-- Start --
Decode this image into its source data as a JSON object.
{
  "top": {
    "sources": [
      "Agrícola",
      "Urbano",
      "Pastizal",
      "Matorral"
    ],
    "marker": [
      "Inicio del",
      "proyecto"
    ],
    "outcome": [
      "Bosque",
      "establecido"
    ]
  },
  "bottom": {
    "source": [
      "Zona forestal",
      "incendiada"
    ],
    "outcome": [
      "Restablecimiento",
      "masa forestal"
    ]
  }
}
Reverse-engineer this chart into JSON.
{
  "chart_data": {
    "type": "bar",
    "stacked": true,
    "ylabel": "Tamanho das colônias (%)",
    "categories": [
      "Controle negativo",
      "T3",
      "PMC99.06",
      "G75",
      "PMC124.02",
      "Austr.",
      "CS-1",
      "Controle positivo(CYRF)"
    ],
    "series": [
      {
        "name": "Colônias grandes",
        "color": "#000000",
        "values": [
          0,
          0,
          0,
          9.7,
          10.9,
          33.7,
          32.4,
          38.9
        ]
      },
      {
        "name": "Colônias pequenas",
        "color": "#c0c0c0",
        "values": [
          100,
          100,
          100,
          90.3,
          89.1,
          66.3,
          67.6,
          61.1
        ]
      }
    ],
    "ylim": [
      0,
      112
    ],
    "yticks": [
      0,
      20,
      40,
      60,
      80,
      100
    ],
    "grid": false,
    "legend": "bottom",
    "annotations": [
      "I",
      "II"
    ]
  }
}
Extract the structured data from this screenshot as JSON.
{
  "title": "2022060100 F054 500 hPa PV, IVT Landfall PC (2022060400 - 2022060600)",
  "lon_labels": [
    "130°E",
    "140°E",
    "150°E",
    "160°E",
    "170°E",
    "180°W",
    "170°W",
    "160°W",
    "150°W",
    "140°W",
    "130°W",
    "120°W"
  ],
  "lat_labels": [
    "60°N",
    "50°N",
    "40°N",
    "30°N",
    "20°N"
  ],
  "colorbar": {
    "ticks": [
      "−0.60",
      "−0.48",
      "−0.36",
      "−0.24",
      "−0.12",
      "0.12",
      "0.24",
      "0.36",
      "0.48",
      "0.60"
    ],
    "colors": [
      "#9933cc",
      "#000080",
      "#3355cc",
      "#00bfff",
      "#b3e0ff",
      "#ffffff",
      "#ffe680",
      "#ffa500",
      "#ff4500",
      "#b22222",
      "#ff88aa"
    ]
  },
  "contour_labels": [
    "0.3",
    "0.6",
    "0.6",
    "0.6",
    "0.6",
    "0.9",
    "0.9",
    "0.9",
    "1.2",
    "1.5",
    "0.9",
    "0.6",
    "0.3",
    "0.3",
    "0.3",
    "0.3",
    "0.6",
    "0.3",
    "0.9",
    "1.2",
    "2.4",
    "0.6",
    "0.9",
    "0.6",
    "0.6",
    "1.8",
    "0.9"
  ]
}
-- End --
# [Challenge]
Return the lines above exactly, keeping every word.

# [Written response]
Decode this image into its source data as a JSON object.
{
  "top": {
    "sources": [
      "Agrícola",
      "Urbano",
      "Pastizal",
      "Matorral"
    ],
    "marker": [
      "Inicio del",
      "proyecto"
    ],
    "outcome": [
      "Bosque",
      "establecido"
    ]
  },
  "bottom": {
    "source": [
      "Zona forestal",
      "incendiada"
    ],
    "outcome": [
      "Restablecimiento",
      "masa forestal"
    ]
  }
}
Reverse-engineer this chart into JSON.
{
  "chart_data": {
    "type": "bar",
    "stacked": true,
    "ylabel": "Tamanho das colônias (%)",
    "categories": [
      "Controle negativo",
      "T3",
      "PMC99.06",
      "G75",
      "PMC124.02",
      "Austr.",
      "CS-1",
      "Controle positivo(CYRF)"
    ],
    "series": [
      {
        "name": "Colônias grandes",
        "color": "#000000",
        "values": [
          0,
          0,
          0,
          9.7,
          10.9,
          33.7,
          32.4,
          38.9
        ]
      },
      {
        "name": "Colônias pequenas",
        "color": "#c0c0c0",
        "values": [
          100,
          100,
          100,
          90.3,
          89.1,
          66.3,
          67.6,
          61.1
        ]
      }
    ],
    "ylim": [
      0,
      112
    ],
    "yticks": [
      0,
      20,
      40,
      60,
      80,
      100
    ],
    "grid": false,
    "legend": "bottom",
    "annotations": [
      "I",
      "II"
    ]
  }
}
Extract the structured data from this screenshot as JSON.
{
  "title": "2022060100 F054 500 hPa PV, IVT Landfall PC (2022060400 - 2022060600)",
  "lon_labels": [
    "130°E",
    "140°E",
    "150°E",
    "160°E",
    "170°E",
    "180°W",
    "170°W",
    "160°W",
    "150°W",
    "140°W",
    "130°W",
    "120°W"
  ],
  "lat_labels": [
    "60°N",
    "50°N",
    "40°N",
    "30°N",
    "20°N"
  ],
  "colorbar": {
    "ticks": [
      "−0.60",
      "−0.48",
      "−0.36",
      "−0.24",
      "−0.12",
      "0.12",
      "0.24",
      "0.36",
      "0.48",
      "0.60"
    ],
    "colors": [
      "#9933cc",
      "#000080",
      "#3355cc",
      "#00bfff",
      "#b3e0ff",
      "#ffffff",
      "#ffe680",
      "#ffa500",
      "#ff4500",
      "#b22222",
      "#ff88aa"
    ]
  },
  "contour_labels": [
    "0.3",
    "0.6",
    "0.6",
    "0.6",
    "0.6",
    "0.9",
    "0.9",
    "0.9",
    "1.2",
    "1.5",
    "0.9",
    "0.6",
    "0.3",
    "0.3",
    "0.3",
    "0.3",
    "0.6",
    "0.3",
    "0.9",
    "1.2",
    "2.4",
    "0.6",
    "0.9",
    "0.6",
    "0.6",
    "1.8",
    "0.9"
  ]
}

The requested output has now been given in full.